** EXERCISE GOAL **
Each record below should appear again exactly as written.

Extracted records
+-------+

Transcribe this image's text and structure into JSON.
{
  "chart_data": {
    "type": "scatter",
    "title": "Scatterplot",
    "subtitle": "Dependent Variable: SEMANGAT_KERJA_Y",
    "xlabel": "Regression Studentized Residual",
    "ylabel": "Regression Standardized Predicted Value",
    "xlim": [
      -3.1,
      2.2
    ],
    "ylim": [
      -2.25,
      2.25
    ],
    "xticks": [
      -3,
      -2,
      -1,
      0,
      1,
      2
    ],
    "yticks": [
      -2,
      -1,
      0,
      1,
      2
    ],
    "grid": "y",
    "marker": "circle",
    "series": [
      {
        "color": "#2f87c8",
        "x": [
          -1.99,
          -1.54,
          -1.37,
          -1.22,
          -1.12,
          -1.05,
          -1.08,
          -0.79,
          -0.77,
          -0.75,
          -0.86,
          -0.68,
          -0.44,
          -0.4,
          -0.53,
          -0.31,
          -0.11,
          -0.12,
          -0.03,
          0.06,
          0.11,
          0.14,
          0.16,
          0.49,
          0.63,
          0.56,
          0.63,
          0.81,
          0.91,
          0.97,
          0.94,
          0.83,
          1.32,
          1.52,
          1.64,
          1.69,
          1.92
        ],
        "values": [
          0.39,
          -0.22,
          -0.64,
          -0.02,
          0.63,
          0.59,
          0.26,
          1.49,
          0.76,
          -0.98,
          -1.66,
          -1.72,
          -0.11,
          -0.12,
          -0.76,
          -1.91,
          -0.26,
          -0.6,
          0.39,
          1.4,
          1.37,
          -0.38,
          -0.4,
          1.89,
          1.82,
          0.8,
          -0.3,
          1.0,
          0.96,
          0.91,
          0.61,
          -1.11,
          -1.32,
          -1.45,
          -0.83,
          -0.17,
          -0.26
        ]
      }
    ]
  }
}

+-------+

** WRITTEN ANSWER **
Transcribe this image's text and structure into JSON.
{
  "chart_data": {
    "type": "scatter",
    "title": "Scatterplot",
    "subtitle": "Dependent Variable: SEMANGAT_KERJA_Y",
    "xlabel": "Regression Studentized Residual",
    "ylabel": "Regression Standardized Predicted Value",
    "xlim": [
      -3.1,
      2.2
    ],
    "ylim": [
      -2.25,
      2.25
    ],
    "xticks": [
      -3,
      -2,
      -1,
      0,
      1,
      2
    ],
    "yticks": [
      -2,
      -1,
      0,
      1,
      2
    ],
    "grid": "y",
    "marker": "circle",
    "series": [
      {
        "color": "#2f87c8",
        "x": [
          -1.99,
          -1.54,
          -1.37,
          -1.22,
          -1.12,
          -1.05,
          -1.08,
          -0.79,
          -0.77,
          -0.75,
          -0.86,
          -0.68,
          -0.44,
          -0.4,
          -0.53,
          -0.31,
          -0.11,
          -0.12,
          -0.03,
          0.06,
          0.11,
          0.14,
          0.16,
          0.49,
          0.63,
          0.56,
          0.63,
          0.81,
          0.91,
          0.97,
          0.94,
          0.83,
          1.32,
          1.52,
          1.64,
          1.69,
          1.92
        ],
        "values": [
          0.39,
          -0.22,
          -0.64,
          -0.02,
          0.63,
          0.59,
          0.26,
          1.49,
          0.76,
          -0.98,
          -1.66,
          -1.72,
          -0.11,
          -0.12,
          -0.76,
          -1.91,
          -0.26,
          -0.6,
          0.39,
          1.4,
          1.37,
          -0.38,
          -0.4,
          1.89,
          1.82,
          0.8,
          -0.3,
          1.0,
          0.96,
          0.91,
          0.61,
          -1.11,
          -1.32,
          -1.45,
          -0.83,
          -0.17,
          -0.26
        ]
      }
    ]
  }
}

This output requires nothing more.